For the entries that follow, state how many lines include the word "times", giving the number and nothing else.

[Collected data]

- - -

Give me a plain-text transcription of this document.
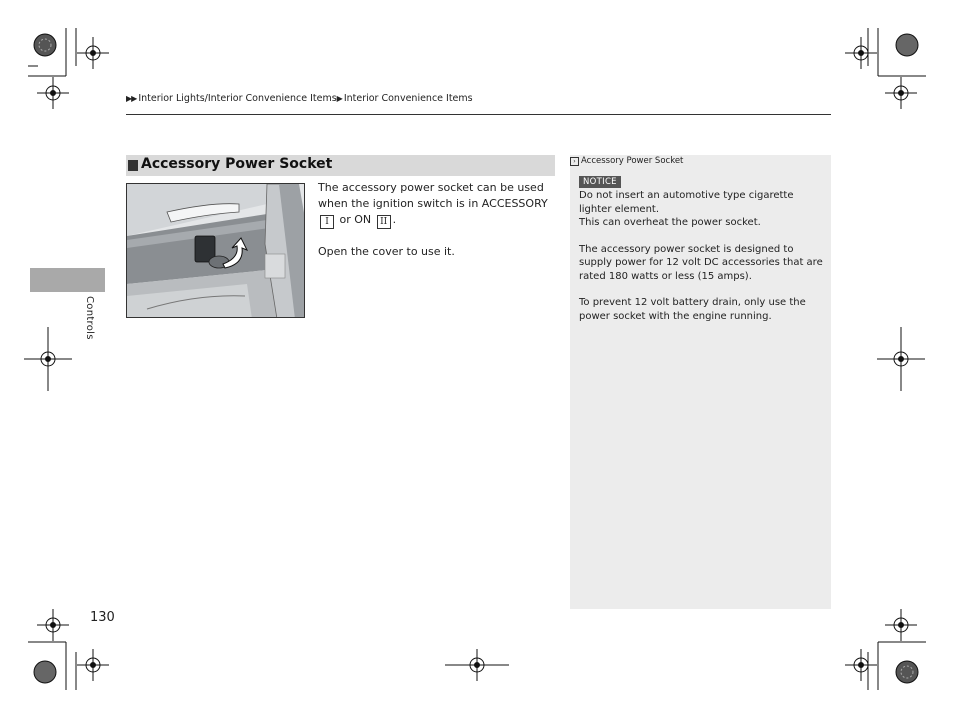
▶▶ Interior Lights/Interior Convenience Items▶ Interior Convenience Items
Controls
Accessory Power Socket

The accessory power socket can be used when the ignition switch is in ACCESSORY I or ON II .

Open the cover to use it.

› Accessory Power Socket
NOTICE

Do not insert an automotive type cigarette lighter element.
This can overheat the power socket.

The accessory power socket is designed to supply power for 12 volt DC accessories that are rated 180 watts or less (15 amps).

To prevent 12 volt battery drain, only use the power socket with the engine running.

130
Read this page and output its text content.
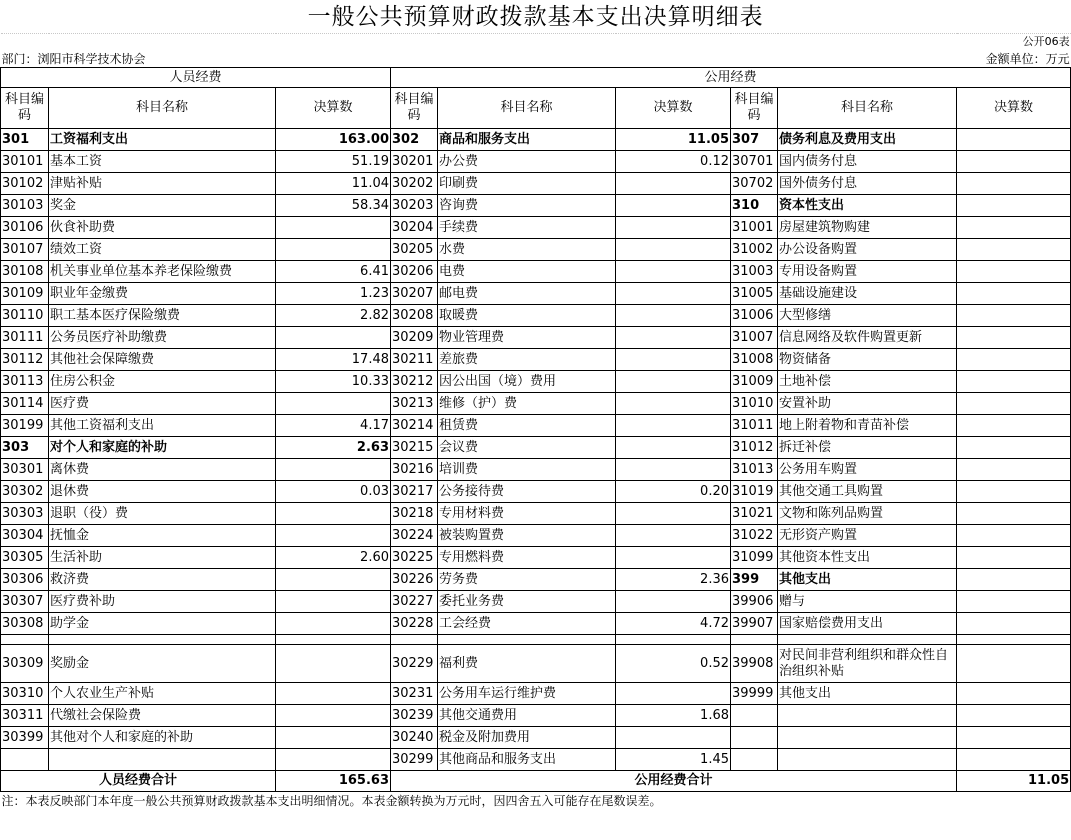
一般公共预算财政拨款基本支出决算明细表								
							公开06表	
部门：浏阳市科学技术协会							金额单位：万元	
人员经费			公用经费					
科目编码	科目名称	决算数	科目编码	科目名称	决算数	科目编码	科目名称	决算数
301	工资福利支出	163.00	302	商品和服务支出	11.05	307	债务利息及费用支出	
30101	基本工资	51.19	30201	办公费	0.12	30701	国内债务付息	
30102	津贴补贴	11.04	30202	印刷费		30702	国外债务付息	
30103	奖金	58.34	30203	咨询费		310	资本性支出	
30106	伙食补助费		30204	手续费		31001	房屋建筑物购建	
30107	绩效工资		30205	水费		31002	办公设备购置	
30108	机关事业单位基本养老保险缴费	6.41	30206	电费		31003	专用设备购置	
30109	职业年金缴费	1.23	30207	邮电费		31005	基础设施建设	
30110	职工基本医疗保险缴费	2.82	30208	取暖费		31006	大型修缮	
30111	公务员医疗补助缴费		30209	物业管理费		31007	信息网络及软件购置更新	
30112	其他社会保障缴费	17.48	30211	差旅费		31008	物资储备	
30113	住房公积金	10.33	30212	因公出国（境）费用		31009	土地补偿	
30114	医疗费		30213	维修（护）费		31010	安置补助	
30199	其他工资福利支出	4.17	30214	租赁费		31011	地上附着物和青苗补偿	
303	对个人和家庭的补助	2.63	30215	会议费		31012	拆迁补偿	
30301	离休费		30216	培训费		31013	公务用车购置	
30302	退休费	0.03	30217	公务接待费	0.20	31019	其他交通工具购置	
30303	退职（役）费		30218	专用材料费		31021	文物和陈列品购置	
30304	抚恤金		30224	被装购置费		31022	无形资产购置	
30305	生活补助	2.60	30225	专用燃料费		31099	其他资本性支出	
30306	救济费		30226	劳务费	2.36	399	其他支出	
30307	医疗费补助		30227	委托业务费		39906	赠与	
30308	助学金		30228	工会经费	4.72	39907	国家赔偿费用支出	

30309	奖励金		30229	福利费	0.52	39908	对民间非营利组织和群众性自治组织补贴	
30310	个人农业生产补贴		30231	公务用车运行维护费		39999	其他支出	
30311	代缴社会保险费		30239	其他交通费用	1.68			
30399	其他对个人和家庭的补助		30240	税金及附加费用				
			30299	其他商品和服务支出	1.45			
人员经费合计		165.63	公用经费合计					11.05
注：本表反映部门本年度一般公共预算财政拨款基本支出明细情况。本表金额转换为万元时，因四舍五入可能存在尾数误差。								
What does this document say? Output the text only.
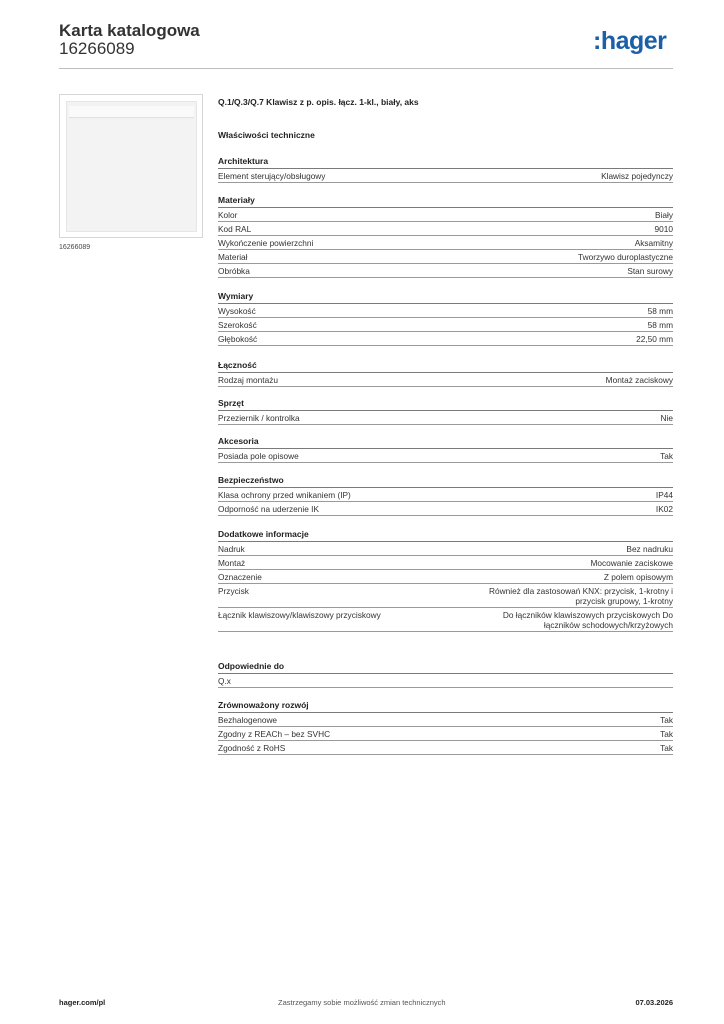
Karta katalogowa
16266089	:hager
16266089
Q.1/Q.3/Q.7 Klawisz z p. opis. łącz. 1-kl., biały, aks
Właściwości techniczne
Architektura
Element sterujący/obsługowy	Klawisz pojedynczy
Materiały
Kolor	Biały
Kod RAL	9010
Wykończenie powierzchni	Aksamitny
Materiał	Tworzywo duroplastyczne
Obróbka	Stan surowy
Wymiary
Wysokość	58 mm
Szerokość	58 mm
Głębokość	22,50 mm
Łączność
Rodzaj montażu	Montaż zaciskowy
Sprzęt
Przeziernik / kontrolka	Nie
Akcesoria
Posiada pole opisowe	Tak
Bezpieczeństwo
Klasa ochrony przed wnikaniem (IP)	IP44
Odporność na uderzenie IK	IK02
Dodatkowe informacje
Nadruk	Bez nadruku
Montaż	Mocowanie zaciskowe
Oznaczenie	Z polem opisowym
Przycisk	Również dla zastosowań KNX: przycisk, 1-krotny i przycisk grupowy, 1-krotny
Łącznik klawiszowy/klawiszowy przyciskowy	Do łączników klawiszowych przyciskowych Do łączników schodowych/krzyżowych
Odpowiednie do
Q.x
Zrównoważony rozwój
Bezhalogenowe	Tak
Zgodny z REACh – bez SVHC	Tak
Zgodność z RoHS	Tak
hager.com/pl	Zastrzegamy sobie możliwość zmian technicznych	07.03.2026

- - -

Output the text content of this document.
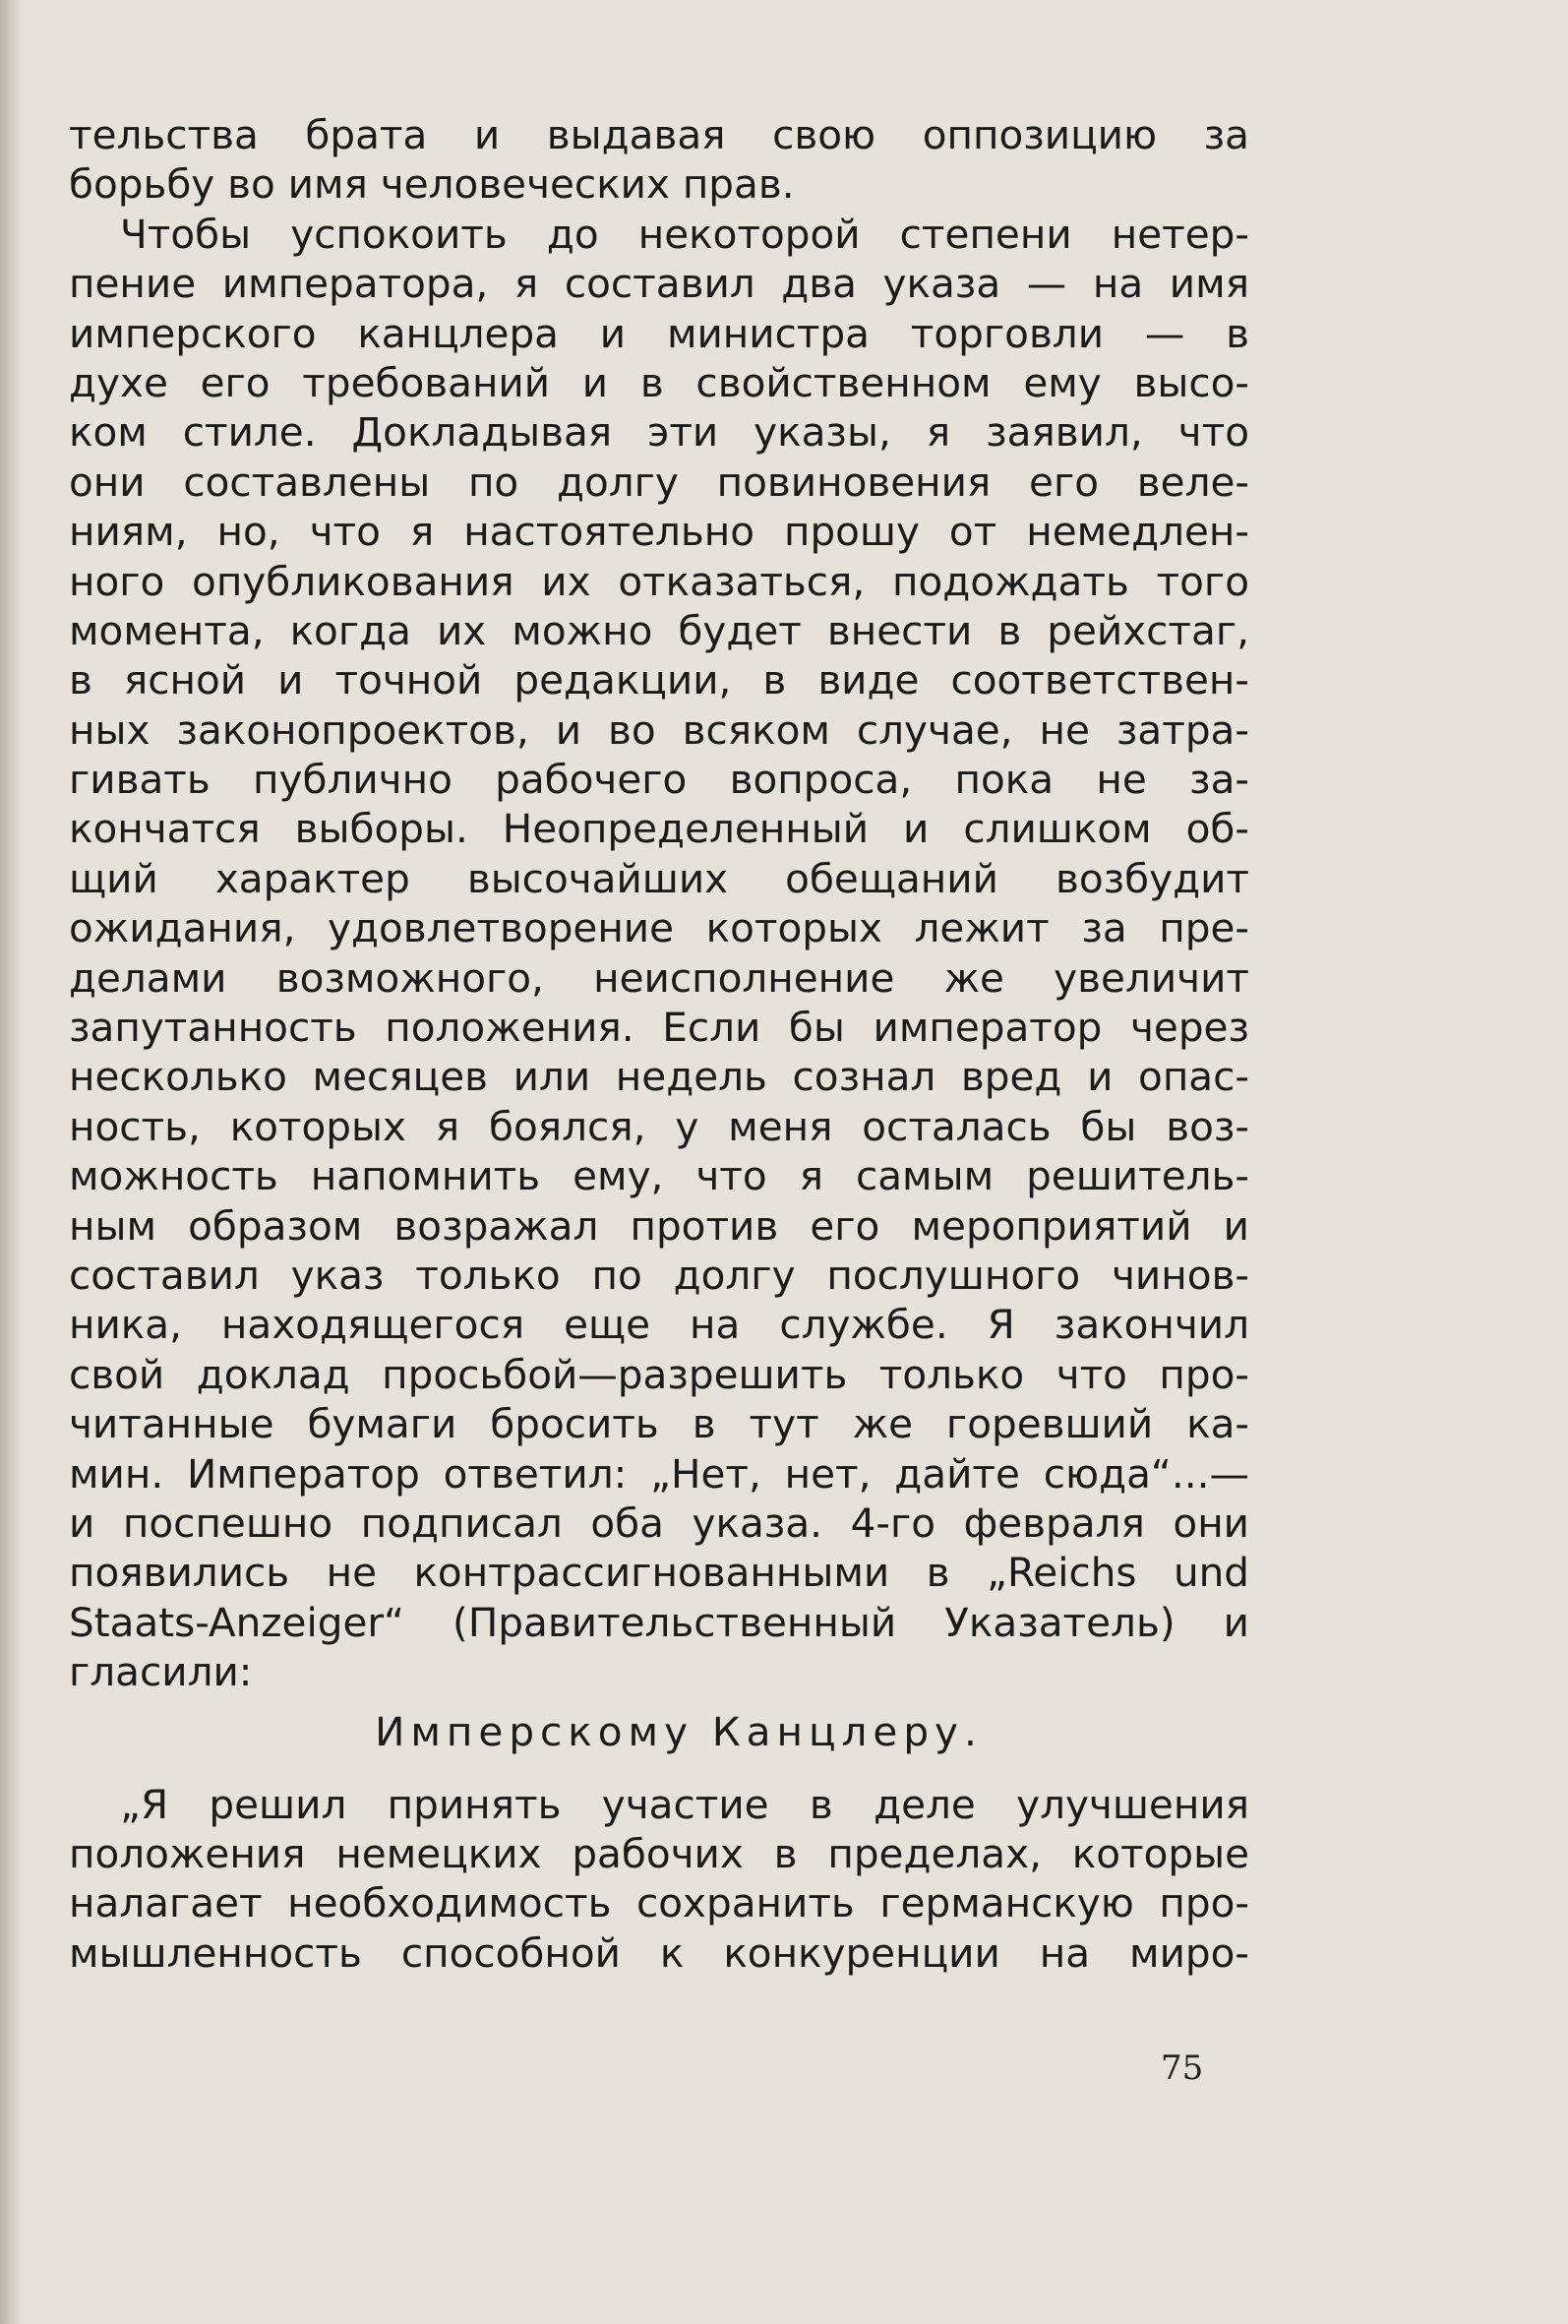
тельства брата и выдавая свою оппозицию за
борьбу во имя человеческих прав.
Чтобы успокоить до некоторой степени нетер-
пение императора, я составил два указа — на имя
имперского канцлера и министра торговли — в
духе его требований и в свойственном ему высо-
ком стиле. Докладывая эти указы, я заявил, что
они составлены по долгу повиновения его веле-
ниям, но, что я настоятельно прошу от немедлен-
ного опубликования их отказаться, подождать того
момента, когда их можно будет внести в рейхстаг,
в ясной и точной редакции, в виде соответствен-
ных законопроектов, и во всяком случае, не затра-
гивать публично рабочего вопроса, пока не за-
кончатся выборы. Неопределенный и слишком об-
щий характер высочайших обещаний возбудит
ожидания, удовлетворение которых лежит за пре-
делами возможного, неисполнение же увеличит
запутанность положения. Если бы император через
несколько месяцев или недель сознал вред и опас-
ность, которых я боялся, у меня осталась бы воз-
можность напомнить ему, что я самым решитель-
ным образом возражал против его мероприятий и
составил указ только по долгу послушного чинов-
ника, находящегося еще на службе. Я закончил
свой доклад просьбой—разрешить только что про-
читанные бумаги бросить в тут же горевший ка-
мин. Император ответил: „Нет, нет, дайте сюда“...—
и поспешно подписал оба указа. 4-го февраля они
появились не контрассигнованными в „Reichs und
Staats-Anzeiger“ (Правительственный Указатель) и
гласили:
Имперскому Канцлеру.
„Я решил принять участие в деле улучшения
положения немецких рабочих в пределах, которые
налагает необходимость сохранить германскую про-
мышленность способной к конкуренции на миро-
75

- - -

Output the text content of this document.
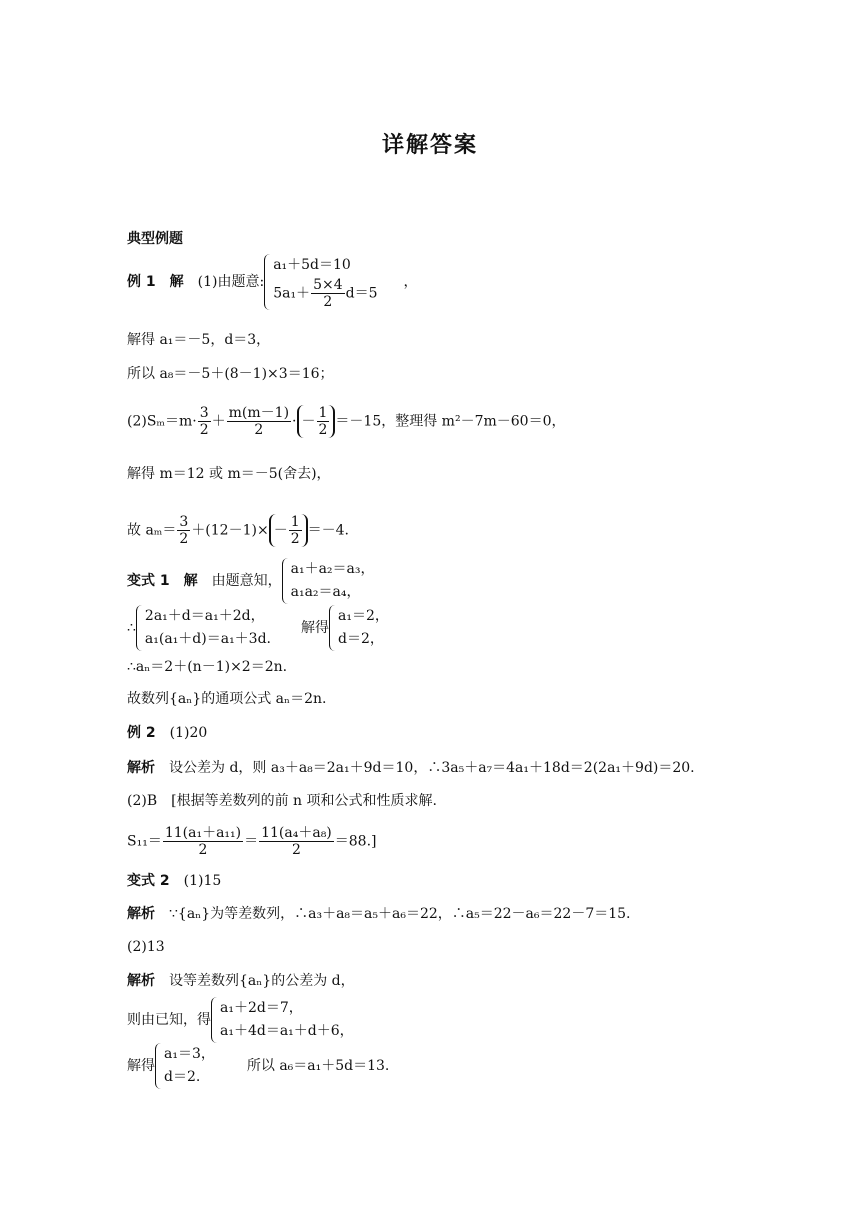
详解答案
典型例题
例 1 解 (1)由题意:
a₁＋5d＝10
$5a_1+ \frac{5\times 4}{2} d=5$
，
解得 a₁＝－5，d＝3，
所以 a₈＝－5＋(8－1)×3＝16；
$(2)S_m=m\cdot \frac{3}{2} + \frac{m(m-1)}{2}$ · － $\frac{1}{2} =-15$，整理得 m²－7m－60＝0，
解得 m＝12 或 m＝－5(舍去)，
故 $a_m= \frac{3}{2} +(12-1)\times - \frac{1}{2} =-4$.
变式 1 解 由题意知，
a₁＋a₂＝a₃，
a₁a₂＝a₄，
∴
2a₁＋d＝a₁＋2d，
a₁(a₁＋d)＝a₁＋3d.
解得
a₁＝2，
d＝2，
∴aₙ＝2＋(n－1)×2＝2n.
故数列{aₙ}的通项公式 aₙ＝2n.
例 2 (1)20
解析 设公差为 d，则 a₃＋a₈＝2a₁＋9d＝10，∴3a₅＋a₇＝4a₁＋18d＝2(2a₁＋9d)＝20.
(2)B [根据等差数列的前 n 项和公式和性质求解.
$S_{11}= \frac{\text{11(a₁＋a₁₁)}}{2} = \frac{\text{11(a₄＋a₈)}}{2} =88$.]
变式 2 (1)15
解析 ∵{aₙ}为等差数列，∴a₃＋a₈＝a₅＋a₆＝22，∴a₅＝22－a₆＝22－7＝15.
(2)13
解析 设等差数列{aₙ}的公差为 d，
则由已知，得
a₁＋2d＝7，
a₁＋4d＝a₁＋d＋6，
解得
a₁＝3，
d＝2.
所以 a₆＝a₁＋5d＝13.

- - -

• **Task result**:
2